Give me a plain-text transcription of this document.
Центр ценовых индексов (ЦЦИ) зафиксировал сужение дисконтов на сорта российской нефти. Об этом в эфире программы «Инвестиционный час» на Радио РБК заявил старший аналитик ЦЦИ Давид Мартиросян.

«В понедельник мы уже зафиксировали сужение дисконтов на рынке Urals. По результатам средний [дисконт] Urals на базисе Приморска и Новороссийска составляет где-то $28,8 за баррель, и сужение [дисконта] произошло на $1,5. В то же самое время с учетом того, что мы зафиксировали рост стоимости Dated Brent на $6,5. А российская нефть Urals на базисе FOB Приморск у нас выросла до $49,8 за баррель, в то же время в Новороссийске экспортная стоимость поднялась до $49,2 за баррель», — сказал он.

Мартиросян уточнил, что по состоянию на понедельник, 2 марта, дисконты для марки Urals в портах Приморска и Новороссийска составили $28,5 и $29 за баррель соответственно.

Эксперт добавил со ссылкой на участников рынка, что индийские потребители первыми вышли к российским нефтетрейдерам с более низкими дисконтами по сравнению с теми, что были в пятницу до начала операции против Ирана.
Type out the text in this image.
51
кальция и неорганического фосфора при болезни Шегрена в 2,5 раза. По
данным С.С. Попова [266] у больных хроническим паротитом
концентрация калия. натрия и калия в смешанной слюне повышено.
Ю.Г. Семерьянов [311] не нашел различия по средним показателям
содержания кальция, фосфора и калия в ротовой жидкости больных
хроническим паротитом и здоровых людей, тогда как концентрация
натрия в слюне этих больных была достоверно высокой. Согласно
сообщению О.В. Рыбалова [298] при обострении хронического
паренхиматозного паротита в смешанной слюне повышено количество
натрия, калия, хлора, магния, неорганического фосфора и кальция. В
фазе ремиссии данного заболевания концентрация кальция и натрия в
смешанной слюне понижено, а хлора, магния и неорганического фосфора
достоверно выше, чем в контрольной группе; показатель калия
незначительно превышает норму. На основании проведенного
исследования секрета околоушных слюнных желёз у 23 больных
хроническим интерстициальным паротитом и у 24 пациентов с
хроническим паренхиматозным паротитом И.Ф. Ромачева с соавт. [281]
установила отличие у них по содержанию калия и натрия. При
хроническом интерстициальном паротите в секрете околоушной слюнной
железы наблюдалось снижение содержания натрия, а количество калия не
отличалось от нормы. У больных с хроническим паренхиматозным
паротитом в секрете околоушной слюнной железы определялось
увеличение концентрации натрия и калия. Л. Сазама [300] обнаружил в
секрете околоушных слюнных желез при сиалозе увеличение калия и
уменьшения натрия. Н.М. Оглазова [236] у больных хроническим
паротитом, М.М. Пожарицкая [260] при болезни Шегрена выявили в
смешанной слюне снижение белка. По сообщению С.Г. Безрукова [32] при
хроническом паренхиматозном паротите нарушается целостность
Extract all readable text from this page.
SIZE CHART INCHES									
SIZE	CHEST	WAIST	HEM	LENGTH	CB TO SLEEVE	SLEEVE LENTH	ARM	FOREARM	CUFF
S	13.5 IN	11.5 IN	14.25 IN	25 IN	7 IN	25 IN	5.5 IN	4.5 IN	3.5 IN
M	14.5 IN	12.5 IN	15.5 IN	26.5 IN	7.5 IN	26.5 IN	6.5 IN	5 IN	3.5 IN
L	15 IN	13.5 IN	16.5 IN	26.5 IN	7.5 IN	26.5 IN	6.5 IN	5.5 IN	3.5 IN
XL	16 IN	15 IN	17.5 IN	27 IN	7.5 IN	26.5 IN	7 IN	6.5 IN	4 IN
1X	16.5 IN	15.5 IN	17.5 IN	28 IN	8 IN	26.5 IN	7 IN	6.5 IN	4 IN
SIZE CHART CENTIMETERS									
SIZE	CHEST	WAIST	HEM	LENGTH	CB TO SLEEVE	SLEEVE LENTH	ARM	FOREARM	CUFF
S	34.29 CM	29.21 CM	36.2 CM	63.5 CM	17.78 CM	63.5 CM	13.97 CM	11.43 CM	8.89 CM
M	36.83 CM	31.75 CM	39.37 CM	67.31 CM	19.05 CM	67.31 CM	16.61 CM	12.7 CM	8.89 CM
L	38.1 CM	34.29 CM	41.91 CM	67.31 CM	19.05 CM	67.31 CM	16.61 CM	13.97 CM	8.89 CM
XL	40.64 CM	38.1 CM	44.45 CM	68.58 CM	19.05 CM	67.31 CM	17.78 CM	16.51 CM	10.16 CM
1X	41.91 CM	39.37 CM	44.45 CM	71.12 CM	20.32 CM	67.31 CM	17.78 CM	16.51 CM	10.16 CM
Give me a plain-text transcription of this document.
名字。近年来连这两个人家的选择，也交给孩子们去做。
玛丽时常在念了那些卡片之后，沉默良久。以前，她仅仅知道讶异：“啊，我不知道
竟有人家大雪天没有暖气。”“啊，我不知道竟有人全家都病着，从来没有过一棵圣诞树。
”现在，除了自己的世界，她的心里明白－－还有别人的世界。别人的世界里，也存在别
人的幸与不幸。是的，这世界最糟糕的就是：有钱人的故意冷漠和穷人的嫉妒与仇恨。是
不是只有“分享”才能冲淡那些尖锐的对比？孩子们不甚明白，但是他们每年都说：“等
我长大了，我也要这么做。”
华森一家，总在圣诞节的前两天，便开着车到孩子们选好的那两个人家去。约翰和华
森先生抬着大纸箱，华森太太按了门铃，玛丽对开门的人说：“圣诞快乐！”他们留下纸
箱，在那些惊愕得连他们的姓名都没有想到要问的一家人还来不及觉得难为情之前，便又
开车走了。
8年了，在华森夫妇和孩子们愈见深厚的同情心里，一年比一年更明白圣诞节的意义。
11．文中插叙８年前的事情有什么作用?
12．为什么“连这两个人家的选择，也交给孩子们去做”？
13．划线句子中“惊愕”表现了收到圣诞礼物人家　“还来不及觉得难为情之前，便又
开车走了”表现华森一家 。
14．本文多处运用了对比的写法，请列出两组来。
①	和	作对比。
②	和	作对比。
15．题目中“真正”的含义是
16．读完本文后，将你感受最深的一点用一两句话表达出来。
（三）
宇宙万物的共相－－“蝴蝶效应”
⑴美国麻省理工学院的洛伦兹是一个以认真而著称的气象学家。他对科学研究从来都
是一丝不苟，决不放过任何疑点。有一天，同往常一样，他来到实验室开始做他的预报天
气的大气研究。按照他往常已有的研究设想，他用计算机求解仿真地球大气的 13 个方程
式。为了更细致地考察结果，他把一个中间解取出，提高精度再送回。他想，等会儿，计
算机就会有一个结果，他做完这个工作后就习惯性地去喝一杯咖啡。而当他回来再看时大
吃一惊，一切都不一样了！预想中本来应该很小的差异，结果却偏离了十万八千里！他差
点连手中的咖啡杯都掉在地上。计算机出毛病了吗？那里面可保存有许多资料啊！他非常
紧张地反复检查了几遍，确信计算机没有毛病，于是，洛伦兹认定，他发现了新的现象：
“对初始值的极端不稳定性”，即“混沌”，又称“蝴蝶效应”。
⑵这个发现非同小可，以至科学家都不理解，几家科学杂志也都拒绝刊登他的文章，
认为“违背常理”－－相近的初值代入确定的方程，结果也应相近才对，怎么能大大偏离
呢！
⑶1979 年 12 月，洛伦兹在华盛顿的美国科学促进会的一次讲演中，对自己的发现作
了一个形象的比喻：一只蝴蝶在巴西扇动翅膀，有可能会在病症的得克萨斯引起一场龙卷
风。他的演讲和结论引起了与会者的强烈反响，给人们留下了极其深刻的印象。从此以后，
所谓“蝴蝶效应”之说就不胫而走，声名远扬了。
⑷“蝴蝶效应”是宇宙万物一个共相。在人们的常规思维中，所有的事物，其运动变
☆ ☆ ☆ ☆ ☆
» AIM OF THE TASK:
Your task is to print all of the records exactly.

» WORKED ANSWER:
Give me a plain-text transcription of this document.
Центр ценовых индексов (ЦЦИ) зафиксировал сужение дисконтов на сорта российской нефти. Об этом в эфире программы «Инвестиционный час» на Радио РБК заявил старший аналитик ЦЦИ Давид Мартиросян.

«В понедельник мы уже зафиксировали сужение дисконтов на рынке Urals. По результатам средний [дисконт] Urals на базисе Приморска и Новороссийска составляет где-то $28,8 за баррель, и сужение [дисконта] произошло на $1,5. В то же самое время с учетом того, что мы зафиксировали рост стоимости Dated Brent на $6,5. А российская нефть Urals на базисе FOB Приморск у нас выросла до $49,8 за баррель, в то же время в Новороссийске экспортная стоимость поднялась до $49,2 за баррель», — сказал он.

Мартиросян уточнил, что по состоянию на понедельник, 2 марта, дисконты для марки Urals в портах Приморска и Новороссийска составили $28,5 и $29 за баррель соответственно.

Эксперт добавил со ссылкой на участников рынка, что индийские потребители первыми вышли к российским нефтетрейдерам с более низкими дисконтами по сравнению с теми, что были в пятницу до начала операции против Ирана.
Type out the text in this image.
51
кальция и неорганического фосфора при болезни Шегрена в 2,5 раза. По
данным С.С. Попова [266] у больных хроническим паротитом
концентрация калия. натрия и калия в смешанной слюне повышено.
Ю.Г. Семерьянов [311] не нашел различия по средним показателям
содержания кальция, фосфора и калия в ротовой жидкости больных
хроническим паротитом и здоровых людей, тогда как концентрация
натрия в слюне этих больных была достоверно высокой. Согласно
сообщению О.В. Рыбалова [298] при обострении хронического
паренхиматозного паротита в смешанной слюне повышено количество
натрия, калия, хлора, магния, неорганического фосфора и кальция. В
фазе ремиссии данного заболевания концентрация кальция и натрия в
смешанной слюне понижено, а хлора, магния и неорганического фосфора
достоверно выше, чем в контрольной группе; показатель калия
незначительно превышает норму. На основании проведенного
исследования секрета околоушных слюнных желёз у 23 больных
хроническим интерстициальным паротитом и у 24 пациентов с
хроническим паренхиматозным паротитом И.Ф. Ромачева с соавт. [281]
установила отличие у них по содержанию калия и натрия. При
хроническом интерстициальном паротите в секрете околоушной слюнной
железы наблюдалось снижение содержания натрия, а количество калия не
отличалось от нормы. У больных с хроническим паренхиматозным
паротитом в секрете околоушной слюнной железы определялось
увеличение концентрации натрия и калия. Л. Сазама [300] обнаружил в
секрете околоушных слюнных желез при сиалозе увеличение калия и
уменьшения натрия. Н.М. Оглазова [236] у больных хроническим
паротитом, М.М. Пожарицкая [260] при болезни Шегрена выявили в
смешанной слюне снижение белка. По сообщению С.Г. Безрукова [32] при
хроническом паренхиматозном паротите нарушается целостность
Extract all readable text from this page.
SIZE CHART INCHES									
SIZE	CHEST	WAIST	HEM	LENGTH	CB TO SLEEVE	SLEEVE LENTH	ARM	FOREARM	CUFF
S	13.5 IN	11.5 IN	14.25 IN	25 IN	7 IN	25 IN	5.5 IN	4.5 IN	3.5 IN
M	14.5 IN	12.5 IN	15.5 IN	26.5 IN	7.5 IN	26.5 IN	6.5 IN	5 IN	3.5 IN
L	15 IN	13.5 IN	16.5 IN	26.5 IN	7.5 IN	26.5 IN	6.5 IN	5.5 IN	3.5 IN
XL	16 IN	15 IN	17.5 IN	27 IN	7.5 IN	26.5 IN	7 IN	6.5 IN	4 IN
1X	16.5 IN	15.5 IN	17.5 IN	28 IN	8 IN	26.5 IN	7 IN	6.5 IN	4 IN
SIZE CHART CENTIMETERS									
SIZE	CHEST	WAIST	HEM	LENGTH	CB TO SLEEVE	SLEEVE LENTH	ARM	FOREARM	CUFF
S	34.29 CM	29.21 CM	36.2 CM	63.5 CM	17.78 CM	63.5 CM	13.97 CM	11.43 CM	8.89 CM
M	36.83 CM	31.75 CM	39.37 CM	67.31 CM	19.05 CM	67.31 CM	16.61 CM	12.7 CM	8.89 CM
L	38.1 CM	34.29 CM	41.91 CM	67.31 CM	19.05 CM	67.31 CM	16.61 CM	13.97 CM	8.89 CM
XL	40.64 CM	38.1 CM	44.45 CM	68.58 CM	19.05 CM	67.31 CM	17.78 CM	16.51 CM	10.16 CM
1X	41.91 CM	39.37 CM	44.45 CM	71.12 CM	20.32 CM	67.31 CM	17.78 CM	16.51 CM	10.16 CM
Give me a plain-text transcription of this document.
名字。近年来连这两个人家的选择，也交给孩子们去做。
玛丽时常在念了那些卡片之后，沉默良久。以前，她仅仅知道讶异：“啊，我不知道
竟有人家大雪天没有暖气。”“啊，我不知道竟有人全家都病着，从来没有过一棵圣诞树。
”现在，除了自己的世界，她的心里明白－－还有别人的世界。别人的世界里，也存在别
人的幸与不幸。是的，这世界最糟糕的就是：有钱人的故意冷漠和穷人的嫉妒与仇恨。是
不是只有“分享”才能冲淡那些尖锐的对比？孩子们不甚明白，但是他们每年都说：“等
我长大了，我也要这么做。”
华森一家，总在圣诞节的前两天，便开着车到孩子们选好的那两个人家去。约翰和华
森先生抬着大纸箱，华森太太按了门铃，玛丽对开门的人说：“圣诞快乐！”他们留下纸
箱，在那些惊愕得连他们的姓名都没有想到要问的一家人还来不及觉得难为情之前，便又
开车走了。
8年了，在华森夫妇和孩子们愈见深厚的同情心里，一年比一年更明白圣诞节的意义。
11．文中插叙８年前的事情有什么作用?
12．为什么“连这两个人家的选择，也交给孩子们去做”？
13．划线句子中“惊愕”表现了收到圣诞礼物人家　“还来不及觉得难为情之前，便又
开车走了”表现华森一家 。
14．本文多处运用了对比的写法，请列出两组来。
①	和	作对比。
②	和	作对比。
15．题目中“真正”的含义是
16．读完本文后，将你感受最深的一点用一两句话表达出来。
（三）
宇宙万物的共相－－“蝴蝶效应”
⑴美国麻省理工学院的洛伦兹是一个以认真而著称的气象学家。他对科学研究从来都
是一丝不苟，决不放过任何疑点。有一天，同往常一样，他来到实验室开始做他的预报天
气的大气研究。按照他往常已有的研究设想，他用计算机求解仿真地球大气的 13 个方程
式。为了更细致地考察结果，他把一个中间解取出，提高精度再送回。他想，等会儿，计
算机就会有一个结果，他做完这个工作后就习惯性地去喝一杯咖啡。而当他回来再看时大
吃一惊，一切都不一样了！预想中本来应该很小的差异，结果却偏离了十万八千里！他差
点连手中的咖啡杯都掉在地上。计算机出毛病了吗？那里面可保存有许多资料啊！他非常
紧张地反复检查了几遍，确信计算机没有毛病，于是，洛伦兹认定，他发现了新的现象：
“对初始值的极端不稳定性”，即“混沌”，又称“蝴蝶效应”。
⑵这个发现非同小可，以至科学家都不理解，几家科学杂志也都拒绝刊登他的文章，
认为“违背常理”－－相近的初值代入确定的方程，结果也应相近才对，怎么能大大偏离
呢！
⑶1979 年 12 月，洛伦兹在华盛顿的美国科学促进会的一次讲演中，对自己的发现作
了一个形象的比喻：一只蝴蝶在巴西扇动翅膀，有可能会在病症的得克萨斯引起一场龙卷
风。他的演讲和结论引起了与会者的强烈反响，给人们留下了极其深刻的印象。从此以后，
所谓“蝴蝶效应”之说就不胫而走，声名远扬了。
⑷“蝴蝶效应”是宇宙万物一个共相。在人们的常规思维中，所有的事物，其运动变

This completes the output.